**What you will do**
Restate every line of the material, word for word.

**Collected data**
____________
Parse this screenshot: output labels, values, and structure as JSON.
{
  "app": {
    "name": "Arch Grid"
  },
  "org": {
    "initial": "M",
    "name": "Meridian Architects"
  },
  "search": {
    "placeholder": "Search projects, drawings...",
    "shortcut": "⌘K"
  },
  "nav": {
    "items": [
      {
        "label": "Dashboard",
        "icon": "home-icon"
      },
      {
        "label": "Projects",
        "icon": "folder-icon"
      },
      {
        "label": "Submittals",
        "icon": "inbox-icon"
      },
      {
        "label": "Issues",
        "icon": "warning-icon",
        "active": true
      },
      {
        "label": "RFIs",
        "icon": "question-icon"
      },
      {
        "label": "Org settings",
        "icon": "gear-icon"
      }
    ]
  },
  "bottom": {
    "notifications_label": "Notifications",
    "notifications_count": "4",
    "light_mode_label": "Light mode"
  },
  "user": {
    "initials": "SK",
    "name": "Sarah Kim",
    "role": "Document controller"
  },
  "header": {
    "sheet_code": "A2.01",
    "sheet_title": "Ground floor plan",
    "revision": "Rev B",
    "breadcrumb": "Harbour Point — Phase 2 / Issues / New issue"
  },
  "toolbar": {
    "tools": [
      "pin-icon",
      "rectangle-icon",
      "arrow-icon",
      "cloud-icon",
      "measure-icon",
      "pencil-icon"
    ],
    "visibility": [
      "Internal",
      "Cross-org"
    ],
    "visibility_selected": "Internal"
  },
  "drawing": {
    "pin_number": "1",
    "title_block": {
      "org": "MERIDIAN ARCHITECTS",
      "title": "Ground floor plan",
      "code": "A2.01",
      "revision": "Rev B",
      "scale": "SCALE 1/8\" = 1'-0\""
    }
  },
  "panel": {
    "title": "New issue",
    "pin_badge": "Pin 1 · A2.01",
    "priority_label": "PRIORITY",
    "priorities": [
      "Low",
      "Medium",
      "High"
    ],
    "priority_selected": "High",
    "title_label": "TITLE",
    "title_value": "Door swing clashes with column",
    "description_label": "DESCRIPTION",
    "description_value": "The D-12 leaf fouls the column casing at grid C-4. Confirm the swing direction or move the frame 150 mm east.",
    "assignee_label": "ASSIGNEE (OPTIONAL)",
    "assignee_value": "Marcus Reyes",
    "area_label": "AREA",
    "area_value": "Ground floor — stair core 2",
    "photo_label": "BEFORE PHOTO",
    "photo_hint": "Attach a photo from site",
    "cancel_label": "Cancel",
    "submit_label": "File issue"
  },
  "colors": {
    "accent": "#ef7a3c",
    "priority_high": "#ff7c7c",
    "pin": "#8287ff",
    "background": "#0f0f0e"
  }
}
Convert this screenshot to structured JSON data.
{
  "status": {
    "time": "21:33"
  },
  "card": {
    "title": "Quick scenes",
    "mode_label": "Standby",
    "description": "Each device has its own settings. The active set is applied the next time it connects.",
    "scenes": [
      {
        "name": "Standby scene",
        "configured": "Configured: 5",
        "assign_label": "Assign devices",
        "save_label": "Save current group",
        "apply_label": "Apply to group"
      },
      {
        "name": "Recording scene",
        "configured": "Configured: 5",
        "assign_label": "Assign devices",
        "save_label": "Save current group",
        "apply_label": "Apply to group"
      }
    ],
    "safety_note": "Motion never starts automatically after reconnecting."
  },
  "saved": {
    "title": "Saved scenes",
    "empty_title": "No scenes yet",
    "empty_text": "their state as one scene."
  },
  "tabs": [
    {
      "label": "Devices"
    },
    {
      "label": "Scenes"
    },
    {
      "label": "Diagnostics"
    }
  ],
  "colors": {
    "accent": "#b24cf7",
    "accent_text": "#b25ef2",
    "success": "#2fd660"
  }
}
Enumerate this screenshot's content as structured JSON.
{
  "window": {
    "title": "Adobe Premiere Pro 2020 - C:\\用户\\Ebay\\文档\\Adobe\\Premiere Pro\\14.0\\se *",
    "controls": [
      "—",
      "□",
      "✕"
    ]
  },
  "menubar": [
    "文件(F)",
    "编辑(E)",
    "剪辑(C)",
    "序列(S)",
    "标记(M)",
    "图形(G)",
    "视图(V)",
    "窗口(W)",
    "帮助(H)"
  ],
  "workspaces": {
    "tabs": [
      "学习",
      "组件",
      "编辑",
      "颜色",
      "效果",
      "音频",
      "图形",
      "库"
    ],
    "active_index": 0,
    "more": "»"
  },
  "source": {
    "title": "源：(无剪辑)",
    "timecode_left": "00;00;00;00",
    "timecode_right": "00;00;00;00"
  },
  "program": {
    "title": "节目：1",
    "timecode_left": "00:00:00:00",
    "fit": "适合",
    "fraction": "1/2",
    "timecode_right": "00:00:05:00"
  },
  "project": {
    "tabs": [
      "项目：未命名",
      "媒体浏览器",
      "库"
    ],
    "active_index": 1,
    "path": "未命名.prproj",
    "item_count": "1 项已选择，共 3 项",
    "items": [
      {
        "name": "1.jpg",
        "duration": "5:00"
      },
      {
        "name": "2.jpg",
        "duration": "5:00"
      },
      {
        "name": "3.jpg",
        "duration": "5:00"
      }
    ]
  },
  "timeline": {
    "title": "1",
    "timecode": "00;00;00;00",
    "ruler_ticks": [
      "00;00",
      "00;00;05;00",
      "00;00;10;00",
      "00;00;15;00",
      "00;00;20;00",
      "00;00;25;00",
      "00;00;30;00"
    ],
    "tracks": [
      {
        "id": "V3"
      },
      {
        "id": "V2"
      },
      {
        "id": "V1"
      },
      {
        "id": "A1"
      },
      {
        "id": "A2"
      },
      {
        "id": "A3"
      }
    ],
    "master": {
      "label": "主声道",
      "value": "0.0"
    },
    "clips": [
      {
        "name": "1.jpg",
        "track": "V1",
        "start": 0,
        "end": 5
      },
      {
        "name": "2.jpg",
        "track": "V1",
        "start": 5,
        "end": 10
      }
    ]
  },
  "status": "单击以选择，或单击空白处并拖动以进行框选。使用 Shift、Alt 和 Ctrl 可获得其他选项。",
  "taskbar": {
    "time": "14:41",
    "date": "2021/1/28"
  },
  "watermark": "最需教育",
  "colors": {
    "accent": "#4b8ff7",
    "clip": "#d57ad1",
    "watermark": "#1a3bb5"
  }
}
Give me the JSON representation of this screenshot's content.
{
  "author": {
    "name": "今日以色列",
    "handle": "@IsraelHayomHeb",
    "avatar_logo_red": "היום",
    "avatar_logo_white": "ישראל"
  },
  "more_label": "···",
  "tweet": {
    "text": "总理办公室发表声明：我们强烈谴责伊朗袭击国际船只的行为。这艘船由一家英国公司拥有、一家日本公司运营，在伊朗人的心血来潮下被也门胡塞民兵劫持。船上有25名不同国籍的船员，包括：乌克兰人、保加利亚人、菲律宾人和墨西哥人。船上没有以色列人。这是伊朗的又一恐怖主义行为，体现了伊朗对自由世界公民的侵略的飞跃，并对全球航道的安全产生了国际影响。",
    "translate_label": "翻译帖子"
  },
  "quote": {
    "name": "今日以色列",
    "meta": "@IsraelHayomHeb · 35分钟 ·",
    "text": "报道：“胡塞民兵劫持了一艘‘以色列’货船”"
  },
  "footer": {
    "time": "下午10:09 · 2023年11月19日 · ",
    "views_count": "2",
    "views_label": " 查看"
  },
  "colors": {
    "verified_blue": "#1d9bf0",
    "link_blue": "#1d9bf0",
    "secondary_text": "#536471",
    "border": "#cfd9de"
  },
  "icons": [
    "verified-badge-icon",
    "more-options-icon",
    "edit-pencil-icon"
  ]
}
____________
**Task solution**
Parse this screenshot: output labels, values, and structure as JSON.
{
  "app": {
    "name": "Arch Grid"
  },
  "org": {
    "initial": "M",
    "name": "Meridian Architects"
  },
  "search": {
    "placeholder": "Search projects, drawings...",
    "shortcut": "⌘K"
  },
  "nav": {
    "items": [
      {
        "label": "Dashboard",
        "icon": "home-icon"
      },
      {
        "label": "Projects",
        "icon": "folder-icon"
      },
      {
        "label": "Submittals",
        "icon": "inbox-icon"
      },
      {
        "label": "Issues",
        "icon": "warning-icon",
        "active": true
      },
      {
        "label": "RFIs",
        "icon": "question-icon"
      },
      {
        "label": "Org settings",
        "icon": "gear-icon"
      }
    ]
  },
  "bottom": {
    "notifications_label": "Notifications",
    "notifications_count": "4",
    "light_mode_label": "Light mode"
  },
  "user": {
    "initials": "SK",
    "name": "Sarah Kim",
    "role": "Document controller"
  },
  "header": {
    "sheet_code": "A2.01",
    "sheet_title": "Ground floor plan",
    "revision": "Rev B",
    "breadcrumb": "Harbour Point — Phase 2 / Issues / New issue"
  },
  "toolbar": {
    "tools": [
      "pin-icon",
      "rectangle-icon",
      "arrow-icon",
      "cloud-icon",
      "measure-icon",
      "pencil-icon"
    ],
    "visibility": [
      "Internal",
      "Cross-org"
    ],
    "visibility_selected": "Internal"
  },
  "drawing": {
    "pin_number": "1",
    "title_block": {
      "org": "MERIDIAN ARCHITECTS",
      "title": "Ground floor plan",
      "code": "A2.01",
      "revision": "Rev B",
      "scale": "SCALE 1/8\" = 1'-0\""
    }
  },
  "panel": {
    "title": "New issue",
    "pin_badge": "Pin 1 · A2.01",
    "priority_label": "PRIORITY",
    "priorities": [
      "Low",
      "Medium",
      "High"
    ],
    "priority_selected": "High",
    "title_label": "TITLE",
    "title_value": "Door swing clashes with column",
    "description_label": "DESCRIPTION",
    "description_value": "The D-12 leaf fouls the column casing at grid C-4. Confirm the swing direction or move the frame 150 mm east.",
    "assignee_label": "ASSIGNEE (OPTIONAL)",
    "assignee_value": "Marcus Reyes",
    "area_label": "AREA",
    "area_value": "Ground floor — stair core 2",
    "photo_label": "BEFORE PHOTO",
    "photo_hint": "Attach a photo from site",
    "cancel_label": "Cancel",
    "submit_label": "File issue"
  },
  "colors": {
    "accent": "#ef7a3c",
    "priority_high": "#ff7c7c",
    "pin": "#8287ff",
    "background": "#0f0f0e"
  }
}
Convert this screenshot to structured JSON data.
{
  "status": {
    "time": "21:33"
  },
  "card": {
    "title": "Quick scenes",
    "mode_label": "Standby",
    "description": "Each device has its own settings. The active set is applied the next time it connects.",
    "scenes": [
      {
        "name": "Standby scene",
        "configured": "Configured: 5",
        "assign_label": "Assign devices",
        "save_label": "Save current group",
        "apply_label": "Apply to group"
      },
      {
        "name": "Recording scene",
        "configured": "Configured: 5",
        "assign_label": "Assign devices",
        "save_label": "Save current group",
        "apply_label": "Apply to group"
      }
    ],
    "safety_note": "Motion never starts automatically after reconnecting."
  },
  "saved": {
    "title": "Saved scenes",
    "empty_title": "No scenes yet",
    "empty_text": "their state as one scene."
  },
  "tabs": [
    {
      "label": "Devices"
    },
    {
      "label": "Scenes"
    },
    {
      "label": "Diagnostics"
    }
  ],
  "colors": {
    "accent": "#b24cf7",
    "accent_text": "#b25ef2",
    "success": "#2fd660"
  }
}
Enumerate this screenshot's content as structured JSON.
{
  "window": {
    "title": "Adobe Premiere Pro 2020 - C:\\用户\\Ebay\\文档\\Adobe\\Premiere Pro\\14.0\\se *",
    "controls": [
      "—",
      "□",
      "✕"
    ]
  },
  "menubar": [
    "文件(F)",
    "编辑(E)",
    "剪辑(C)",
    "序列(S)",
    "标记(M)",
    "图形(G)",
    "视图(V)",
    "窗口(W)",
    "帮助(H)"
  ],
  "workspaces": {
    "tabs": [
      "学习",
      "组件",
      "编辑",
      "颜色",
      "效果",
      "音频",
      "图形",
      "库"
    ],
    "active_index": 0,
    "more": "»"
  },
  "source": {
    "title": "源：(无剪辑)",
    "timecode_left": "00;00;00;00",
    "timecode_right": "00;00;00;00"
  },
  "program": {
    "title": "节目：1",
    "timecode_left": "00:00:00:00",
    "fit": "适合",
    "fraction": "1/2",
    "timecode_right": "00:00:05:00"
  },
  "project": {
    "tabs": [
      "项目：未命名",
      "媒体浏览器",
      "库"
    ],
    "active_index": 1,
    "path": "未命名.prproj",
    "item_count": "1 项已选择，共 3 项",
    "items": [
      {
        "name": "1.jpg",
        "duration": "5:00"
      },
      {
        "name": "2.jpg",
        "duration": "5:00"
      },
      {
        "name": "3.jpg",
        "duration": "5:00"
      }
    ]
  },
  "timeline": {
    "title": "1",
    "timecode": "00;00;00;00",
    "ruler_ticks": [
      "00;00",
      "00;00;05;00",
      "00;00;10;00",
      "00;00;15;00",
      "00;00;20;00",
      "00;00;25;00",
      "00;00;30;00"
    ],
    "tracks": [
      {
        "id": "V3"
      },
      {
        "id": "V2"
      },
      {
        "id": "V1"
      },
      {
        "id": "A1"
      },
      {
        "id": "A2"
      },
      {
        "id": "A3"
      }
    ],
    "master": {
      "label": "主声道",
      "value": "0.0"
    },
    "clips": [
      {
        "name": "1.jpg",
        "track": "V1",
        "start": 0,
        "end": 5
      },
      {
        "name": "2.jpg",
        "track": "V1",
        "start": 5,
        "end": 10
      }
    ]
  },
  "status": "单击以选择，或单击空白处并拖动以进行框选。使用 Shift、Alt 和 Ctrl 可获得其他选项。",
  "taskbar": {
    "time": "14:41",
    "date": "2021/1/28"
  },
  "watermark": "最需教育",
  "colors": {
    "accent": "#4b8ff7",
    "clip": "#d57ad1",
    "watermark": "#1a3bb5"
  }
}
Give me the JSON representation of this screenshot's content.
{
  "author": {
    "name": "今日以色列",
    "handle": "@IsraelHayomHeb",
    "avatar_logo_red": "היום",
    "avatar_logo_white": "ישראל"
  },
  "more_label": "···",
  "tweet": {
    "text": "总理办公室发表声明：我们强烈谴责伊朗袭击国际船只的行为。这艘船由一家英国公司拥有、一家日本公司运营，在伊朗人的心血来潮下被也门胡塞民兵劫持。船上有25名不同国籍的船员，包括：乌克兰人、保加利亚人、菲律宾人和墨西哥人。船上没有以色列人。这是伊朗的又一恐怖主义行为，体现了伊朗对自由世界公民的侵略的飞跃，并对全球航道的安全产生了国际影响。",
    "translate_label": "翻译帖子"
  },
  "quote": {
    "name": "今日以色列",
    "meta": "@IsraelHayomHeb · 35分钟 ·",
    "text": "报道：“胡塞民兵劫持了一艘‘以色列’货船”"
  },
  "footer": {
    "time": "下午10:09 · 2023年11月19日 · ",
    "views_count": "2",
    "views_label": " 查看"
  },
  "colors": {
    "verified_blue": "#1d9bf0",
    "link_blue": "#1d9bf0",
    "secondary_text": "#536471",
    "border": "#cfd9de"
  },
  "icons": [
    "verified-badge-icon",
    "more-options-icon",
    "edit-pencil-icon"
  ]
}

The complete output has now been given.